[Rows from a figure dataset]
========================
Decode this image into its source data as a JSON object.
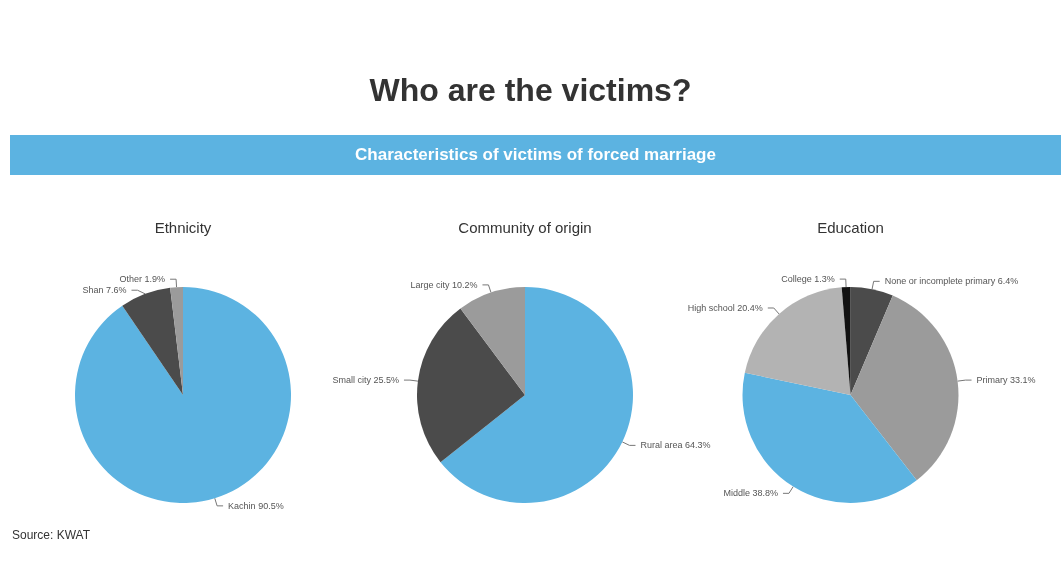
{
  "chart_data": [
    {
      "type": "other",
      "title": "Who are the victims?",
      "subtitle": "Characteristics of victims of forced marriage"
    },
    {
      "type": "pie",
      "title": "Ethnicity",
      "categories": [
        "Kachin",
        "Shan",
        "Other"
      ],
      "values": [
        90.5,
        7.6,
        1.9
      ],
      "value_labels": [
        "90.5%",
        "7.6%",
        "1.9%"
      ],
      "colors": [
        "#5cb3e1",
        "#4b4b4b",
        "#9b9b9b"
      ],
      "legend": false,
      "annotations": [
        "Source: KWAT"
      ]
    },
    {
      "type": "pie",
      "title": "Community of origin",
      "categories": [
        "Rural area",
        "Small city",
        "Large city"
      ],
      "values": [
        64.3,
        25.5,
        10.2
      ],
      "value_labels": [
        "64.3%",
        "25.5%",
        "10.2%"
      ],
      "colors": [
        "#5cb3e1",
        "#4b4b4b",
        "#9b9b9b"
      ],
      "legend": false
    },
    {
      "type": "pie",
      "title": "Education",
      "categories": [
        "None or incomplete primary",
        "Primary",
        "Middle",
        "High school",
        "College"
      ],
      "values": [
        6.4,
        33.1,
        38.8,
        20.4,
        1.3
      ],
      "value_labels": [
        "6.4%",
        "33.1%",
        "38.8%",
        "20.4%",
        "1.3%"
      ],
      "colors": [
        "#4b4b4b",
        "#9b9b9b",
        "#5cb3e1",
        "#b3b3b3",
        "#111111"
      ],
      "legend": false
    }
  ]
}
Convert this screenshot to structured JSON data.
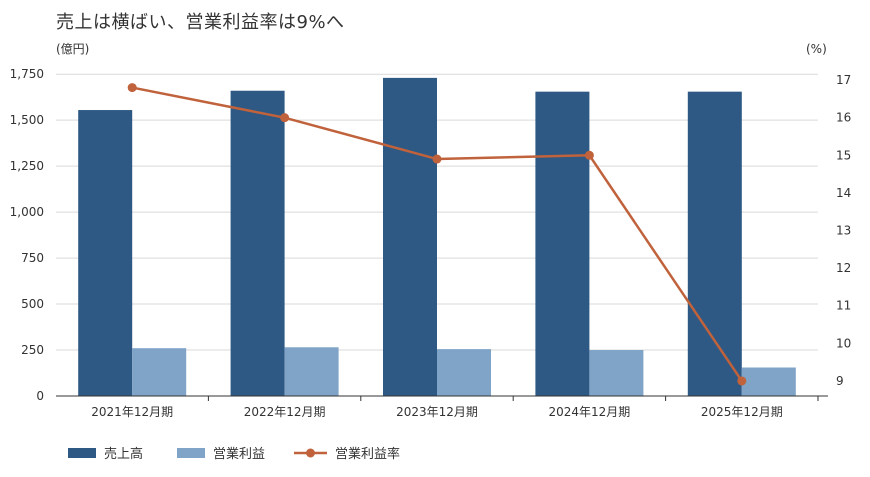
{
  "chart_data": {
    "type": "bar",
    "title": "売上は横ばい、営業利益率は9%へ",
    "ylabel_left": "(億円)",
    "ylabel_right": "(%)",
    "categories": [
      "2021年12月期",
      "2022年12月期",
      "2023年12月期",
      "2024年12月期",
      "2025年12月期"
    ],
    "left_ticks": [
      "0",
      "250",
      "500",
      "750",
      "1,000",
      "1,250",
      "1,500",
      "1,750"
    ],
    "right_ticks": [
      "9",
      "10",
      "11",
      "12",
      "13",
      "14",
      "15",
      "16",
      "17"
    ],
    "ylim_left": [
      0,
      1800
    ],
    "ylim_right": [
      8.6,
      17.4
    ],
    "series": [
      {
        "name": "売上高",
        "kind": "bar",
        "axis": "left",
        "color": "#2e5984",
        "values": [
          1555,
          1660,
          1730,
          1655,
          1655
        ]
      },
      {
        "name": "営業利益",
        "kind": "bar",
        "axis": "left",
        "color": "#7fa4c7",
        "values": [
          260,
          265,
          255,
          250,
          155
        ]
      },
      {
        "name": "営業利益率",
        "kind": "line",
        "axis": "right",
        "color": "#c0623b",
        "values": [
          16.8,
          16.0,
          14.9,
          15.0,
          9.0
        ]
      }
    ],
    "grid": true,
    "legend_position": "bottom-left"
  }
}
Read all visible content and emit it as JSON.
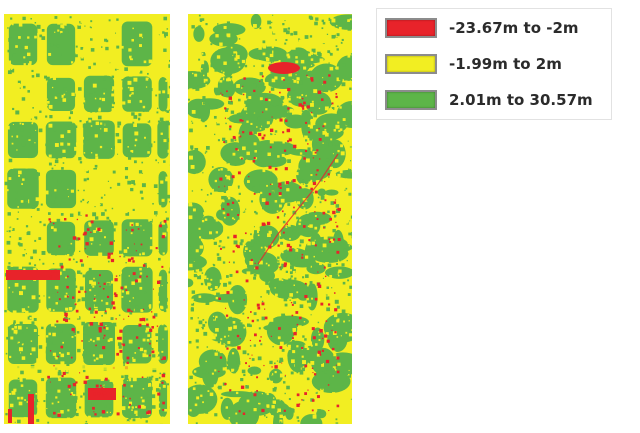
{
  "colors": {
    "red": "#e8232a",
    "yellow": "#f2ee22",
    "green": "#5db548"
  },
  "legend": {
    "items": [
      {
        "label": "-23.67m to -2m",
        "color": "#e8232a",
        "category": "red"
      },
      {
        "label": "-1.99m to 2m",
        "color": "#f2ee22",
        "category": "yellow"
      },
      {
        "label": "2.01m to 30.57m",
        "color": "#5db548",
        "category": "green"
      }
    ]
  }
}
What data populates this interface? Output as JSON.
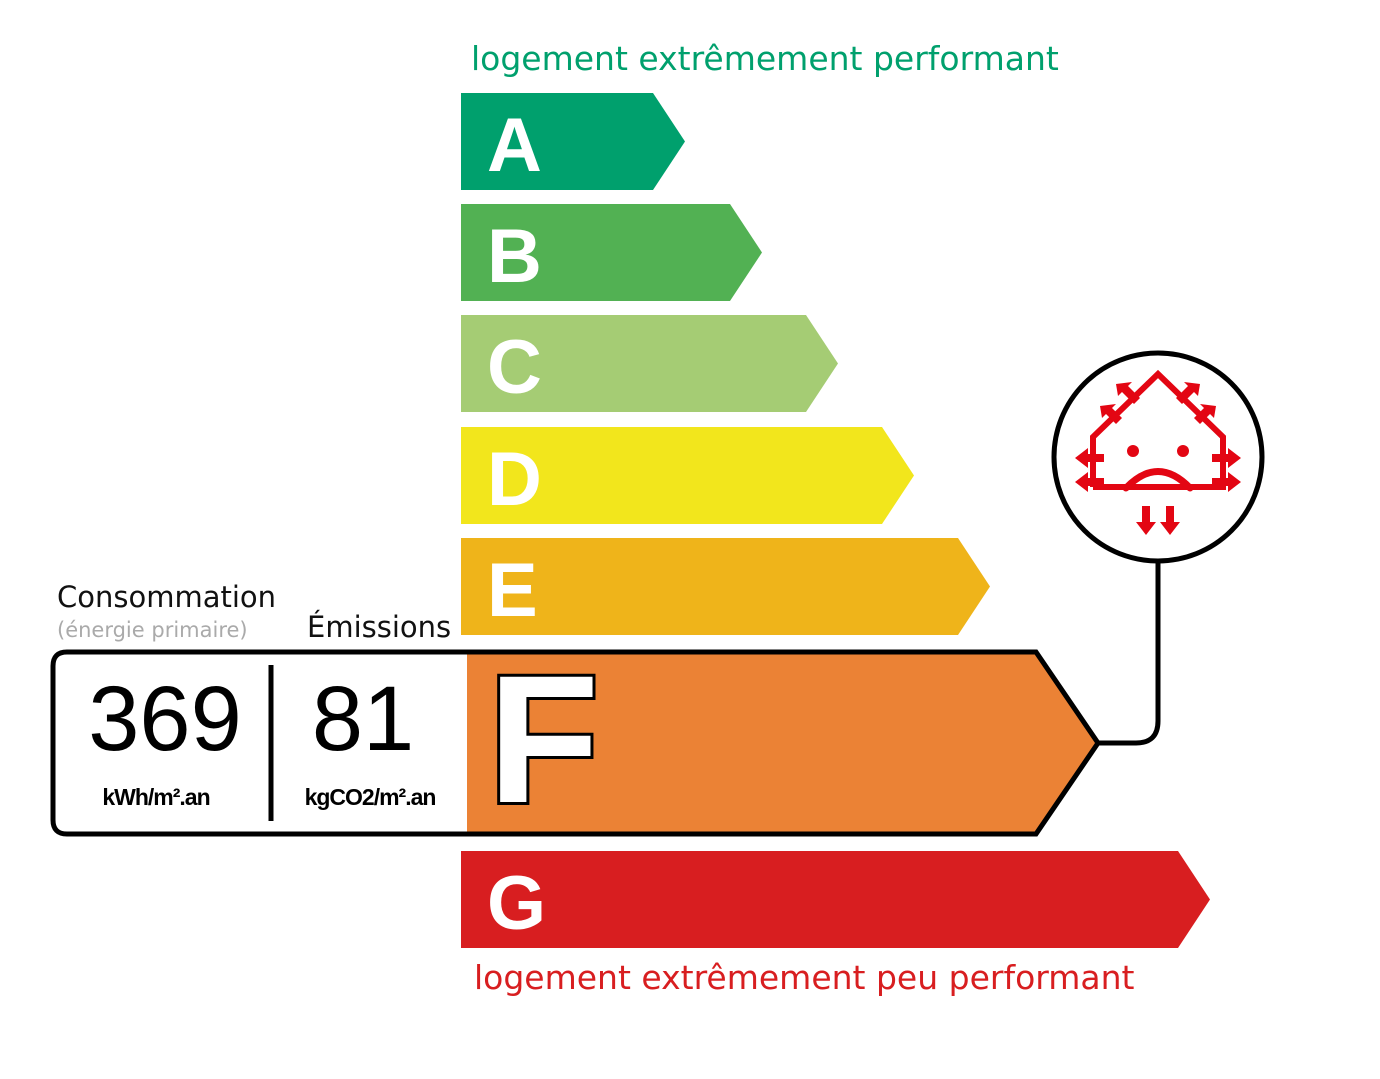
{
  "labels": {
    "top": "logement extrêmement performant",
    "bottom": "logement extrêmement peu performant",
    "consumption": "Consommation",
    "consumption_sub": "(énergie primaire)",
    "emissions": "Émissions"
  },
  "classes": [
    {
      "letter": "A",
      "color": "#00a06d"
    },
    {
      "letter": "B",
      "color": "#52b153"
    },
    {
      "letter": "C",
      "color": "#a5cc74"
    },
    {
      "letter": "D",
      "color": "#f2e61c"
    },
    {
      "letter": "E",
      "color": "#efb41a"
    },
    {
      "letter": "F",
      "color": "#eb8235"
    },
    {
      "letter": "G",
      "color": "#d81e20"
    }
  ],
  "current_class": "F",
  "values": {
    "consumption": "369",
    "consumption_unit": "kWh/m².an",
    "emissions": "81",
    "emissions_unit": "kgCO2/m².an"
  },
  "icon": "house-heat-loss-sad-icon",
  "colors": {
    "top_text": "#00a06d",
    "bottom_text": "#d81e20",
    "icon": "#e30613"
  }
}
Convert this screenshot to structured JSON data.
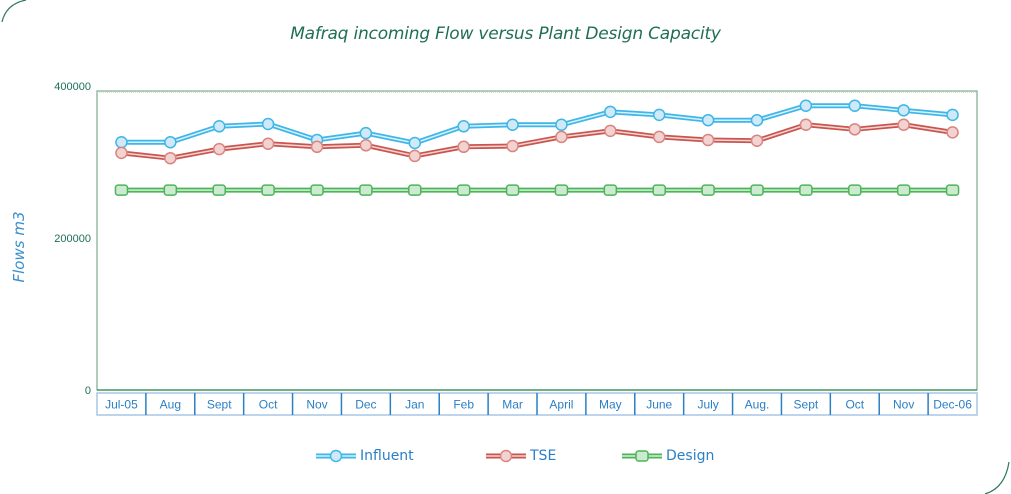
{
  "chart_data": {
    "type": "line",
    "title": "Mafraq incoming Flow versus Plant Design Capacity",
    "xlabel": "",
    "ylabel": "Flows m3",
    "ylim": [
      0,
      400000
    ],
    "yticks": [
      0,
      200000,
      400000
    ],
    "ytick_labels": [
      "0",
      "200000",
      "400000"
    ],
    "grid": false,
    "legend_position": "bottom",
    "categories": [
      "Jul-05",
      "Aug",
      "Sept",
      "Oct",
      "Nov",
      "Dec",
      "Jan",
      "Feb",
      "Mar",
      "April",
      "May",
      "June",
      "July",
      "Aug.",
      "Sept",
      "Oct",
      "Nov",
      "Dec-06"
    ],
    "series": [
      {
        "name": "Influent",
        "color": "#3fb6e8",
        "marker": "circle",
        "values": [
          326000,
          326000,
          347000,
          350000,
          329000,
          338000,
          325000,
          347000,
          349000,
          349000,
          366000,
          362000,
          355000,
          355000,
          374000,
          374000,
          368000,
          362000
        ]
      },
      {
        "name": "TSE",
        "color": "#c9554f",
        "marker": "circle",
        "values": [
          312000,
          305000,
          317000,
          324000,
          320000,
          322000,
          308000,
          320000,
          321000,
          333000,
          341000,
          333000,
          329000,
          328000,
          349000,
          343000,
          349000,
          339000
        ]
      },
      {
        "name": "Design",
        "color": "#4cb55a",
        "marker": "square",
        "values": [
          263000,
          263000,
          263000,
          263000,
          263000,
          263000,
          263000,
          263000,
          263000,
          263000,
          263000,
          263000,
          263000,
          263000,
          263000,
          263000,
          263000,
          263000
        ]
      }
    ]
  },
  "colors": {
    "title": "#1f6f54",
    "axis_frame": "#7ea98f",
    "category_box_border": "#2a7fc6",
    "ylabel": "#3a8fd0"
  }
}
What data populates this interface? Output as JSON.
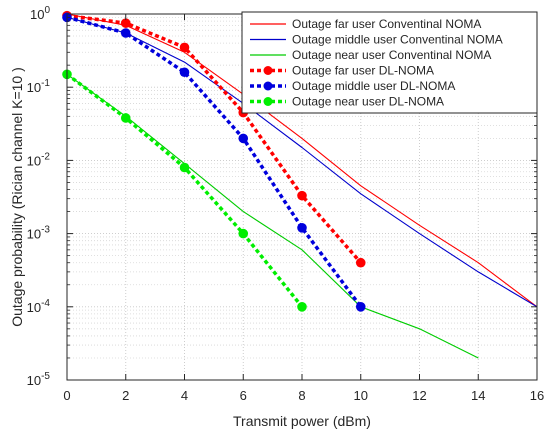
{
  "chart_data": {
    "type": "line",
    "xlabel": "Transmit power (dBm)",
    "ylabel": "Outage probability (Rician channel K=10 )",
    "xlim": [
      0,
      16
    ],
    "ylim": [
      1e-05,
      1
    ],
    "yscale": "log",
    "grid": true,
    "legend_position": "top-right",
    "x_ticks": [
      "0",
      "2",
      "4",
      "6",
      "8",
      "10",
      "12",
      "14",
      "16"
    ],
    "y_ticks": [
      {
        "base": "10",
        "exp": "0"
      },
      {
        "base": "10",
        "exp": "-1"
      },
      {
        "base": "10",
        "exp": "-2"
      },
      {
        "base": "10",
        "exp": "-3"
      },
      {
        "base": "10",
        "exp": "-4"
      },
      {
        "base": "10",
        "exp": "-5"
      }
    ],
    "series": [
      {
        "name": "Outage far user Conventinal NOMA",
        "color": "#ff0000",
        "style": "solid",
        "marker": false,
        "x": [
          0,
          2,
          4,
          6,
          8,
          10,
          12,
          14,
          16
        ],
        "y": [
          1.0,
          0.7,
          0.3,
          0.08,
          0.02,
          0.0045,
          0.0013,
          0.0004,
          0.0001
        ]
      },
      {
        "name": "Outage middle user Conventinal NOMA",
        "color": "#0000cc",
        "style": "solid",
        "marker": false,
        "x": [
          0,
          2,
          4,
          6,
          8,
          10,
          12,
          14,
          16
        ],
        "y": [
          0.9,
          0.55,
          0.22,
          0.06,
          0.015,
          0.0035,
          0.001,
          0.0003,
          0.0001
        ]
      },
      {
        "name": "Outage near user Conventinal NOMA",
        "color": "#00cc00",
        "style": "solid",
        "marker": false,
        "x": [
          0,
          2,
          4,
          6,
          8,
          10,
          12,
          14
        ],
        "y": [
          0.15,
          0.04,
          0.009,
          0.002,
          0.0006,
          0.0001,
          5e-05,
          2e-05
        ]
      },
      {
        "name": "Outage far user DL-NOMA",
        "color": "#ff0000",
        "style": "dotted",
        "marker": true,
        "x": [
          0,
          2,
          4,
          6,
          8,
          10
        ],
        "y": [
          0.95,
          0.75,
          0.35,
          0.045,
          0.0033,
          0.0004
        ]
      },
      {
        "name": "Outage middle user DL-NOMA",
        "color": "#0000dd",
        "style": "dotted",
        "marker": true,
        "x": [
          0,
          2,
          4,
          6,
          8,
          10
        ],
        "y": [
          0.9,
          0.55,
          0.16,
          0.02,
          0.0012,
          0.0001
        ]
      },
      {
        "name": "Outage near user DL-NOMA",
        "color": "#00ee00",
        "style": "dotted",
        "marker": true,
        "x": [
          0,
          2,
          4,
          6,
          8
        ],
        "y": [
          0.15,
          0.038,
          0.008,
          0.001,
          0.0001
        ]
      }
    ]
  }
}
========================
> [WHAT TO WORK ON]: Copy each line of the data that contains the word "user".

> [SOLUTION]:
        "name": "Outage far user Conventinal NOMA",
        "name": "Outage middle user Conventinal NOMA",
        "name": "Outage near user Conventinal NOMA",
        "name": "Outage far user DL-NOMA",
        "name": "Outage middle user DL-NOMA",
        "name": "Outage near user DL-NOMA",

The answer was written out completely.